**STATED GOAL**.
Transcribe the lines below verbatim, skipping the images.

**MATERIALS PROVIDED**.
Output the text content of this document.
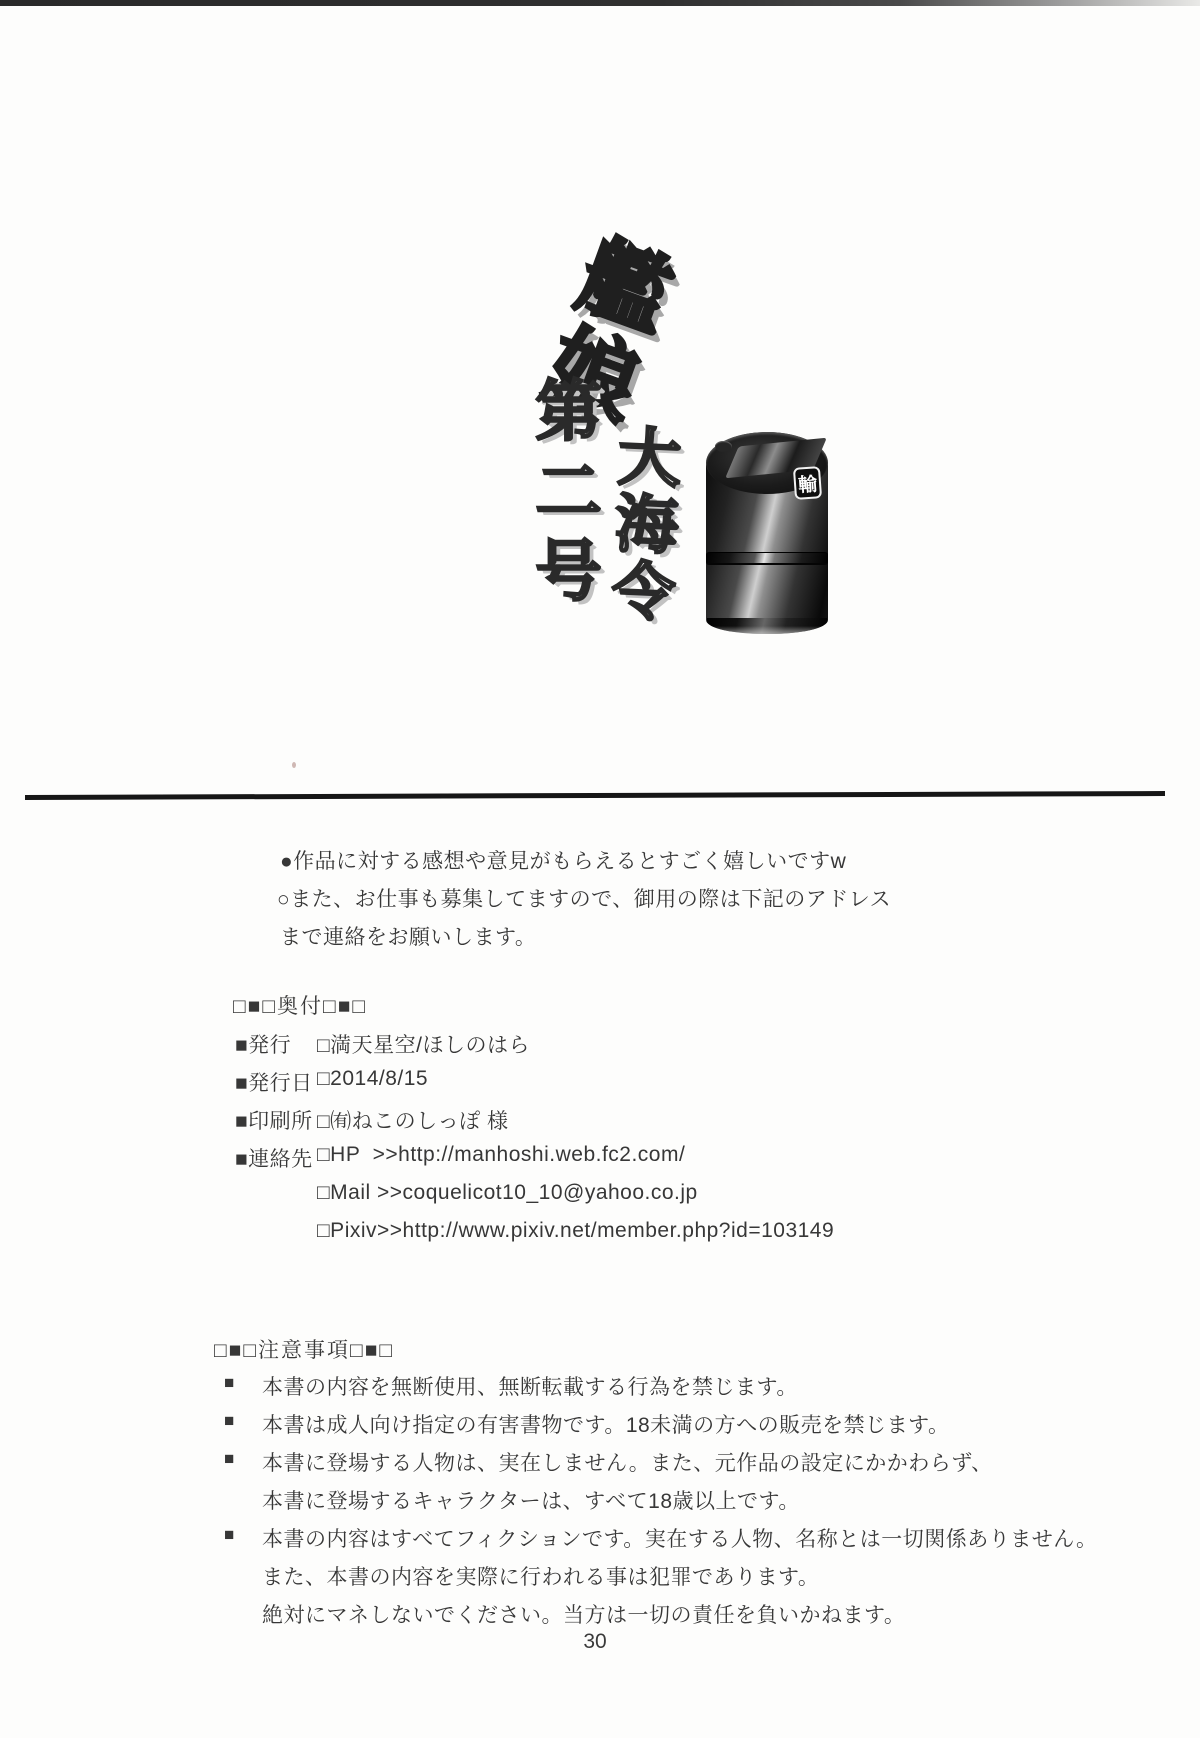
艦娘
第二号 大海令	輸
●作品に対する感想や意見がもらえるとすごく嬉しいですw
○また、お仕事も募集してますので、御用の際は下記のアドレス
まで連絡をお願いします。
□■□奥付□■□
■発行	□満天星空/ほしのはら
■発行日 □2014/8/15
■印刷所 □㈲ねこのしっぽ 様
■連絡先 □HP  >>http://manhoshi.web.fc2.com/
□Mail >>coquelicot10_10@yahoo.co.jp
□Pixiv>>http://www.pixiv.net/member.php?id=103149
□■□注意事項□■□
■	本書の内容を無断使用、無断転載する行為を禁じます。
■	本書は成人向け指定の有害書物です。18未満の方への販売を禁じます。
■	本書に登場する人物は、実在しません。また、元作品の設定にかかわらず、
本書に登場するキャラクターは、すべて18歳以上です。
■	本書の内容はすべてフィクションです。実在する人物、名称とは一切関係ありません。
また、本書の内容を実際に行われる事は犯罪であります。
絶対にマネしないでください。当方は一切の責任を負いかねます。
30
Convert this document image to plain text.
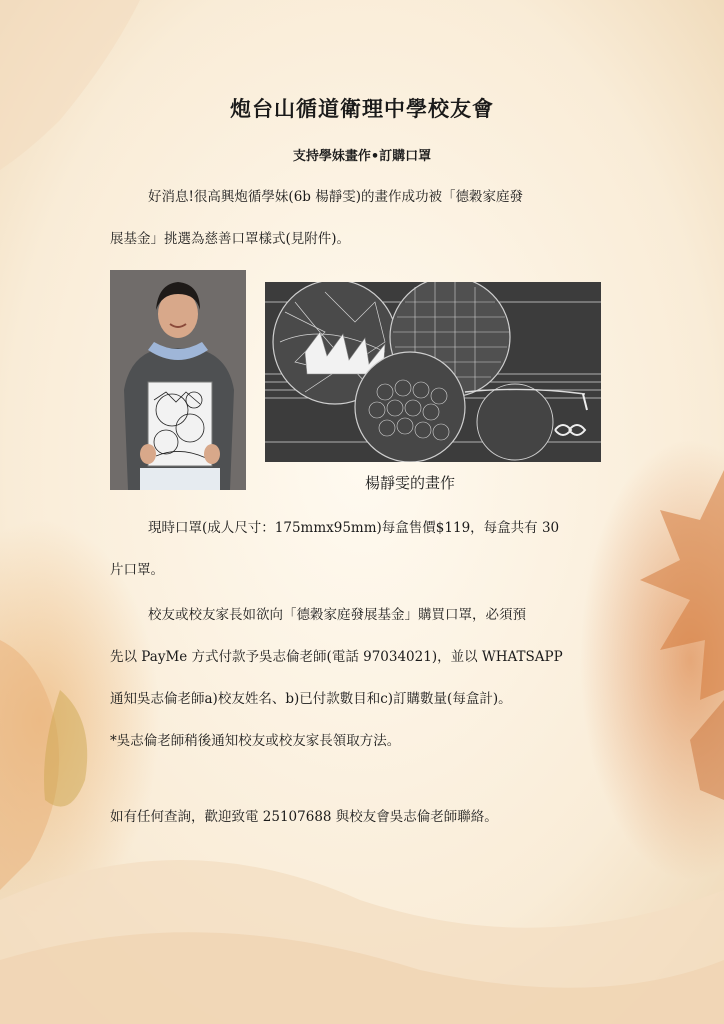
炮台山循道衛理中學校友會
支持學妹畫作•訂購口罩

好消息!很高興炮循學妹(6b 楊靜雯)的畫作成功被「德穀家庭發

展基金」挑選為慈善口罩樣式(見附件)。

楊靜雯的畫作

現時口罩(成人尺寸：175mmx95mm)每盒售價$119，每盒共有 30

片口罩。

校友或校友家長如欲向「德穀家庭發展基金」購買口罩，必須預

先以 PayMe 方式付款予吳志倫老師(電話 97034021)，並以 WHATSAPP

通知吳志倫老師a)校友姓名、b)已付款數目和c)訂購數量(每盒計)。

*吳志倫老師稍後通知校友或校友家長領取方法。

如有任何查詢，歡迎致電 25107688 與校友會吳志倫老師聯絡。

**EXERCISE ANSWER**.
Output the text content of this document.
艦娘
第二号 大海令	輸
●作品に対する感想や意見がもらえるとすごく嬉しいですw
○また、お仕事も募集してますので、御用の際は下記のアドレス
まで連絡をお願いします。
□■□奥付□■□
■発行	□満天星空/ほしのはら
■発行日 □2014/8/15
■印刷所 □㈲ねこのしっぽ 様
■連絡先 □HP  >>http://manhoshi.web.fc2.com/
□Mail >>coquelicot10_10@yahoo.co.jp
□Pixiv>>http://www.pixiv.net/member.php?id=103149
□■□注意事項□■□
■	本書の内容を無断使用、無断転載する行為を禁じます。
■	本書は成人向け指定の有害書物です。18未満の方への販売を禁じます。
■	本書に登場する人物は、実在しません。また、元作品の設定にかかわらず、
本書に登場するキャラクターは、すべて18歳以上です。
■	本書の内容はすべてフィクションです。実在する人物、名称とは一切関係ありません。
また、本書の内容を実際に行われる事は犯罪であります。
絶対にマネしないでください。当方は一切の責任を負いかねます。
30
Convert this document image to plain text.
炮台山循道衛理中學校友會
支持學妹畫作•訂購口罩

好消息!很高興炮循學妹(6b 楊靜雯)的畫作成功被「德穀家庭發

展基金」挑選為慈善口罩樣式(見附件)。

楊靜雯的畫作

現時口罩(成人尺寸：175mmx95mm)每盒售價$119，每盒共有 30

片口罩。

校友或校友家長如欲向「德穀家庭發展基金」購買口罩，必須預

先以 PayMe 方式付款予吳志倫老師(電話 97034021)，並以 WHATSAPP

通知吳志倫老師a)校友姓名、b)已付款數目和c)訂購數量(每盒計)。

*吳志倫老師稍後通知校友或校友家長領取方法。

如有任何查詢，歡迎致電 25107688 與校友會吳志倫老師聯絡。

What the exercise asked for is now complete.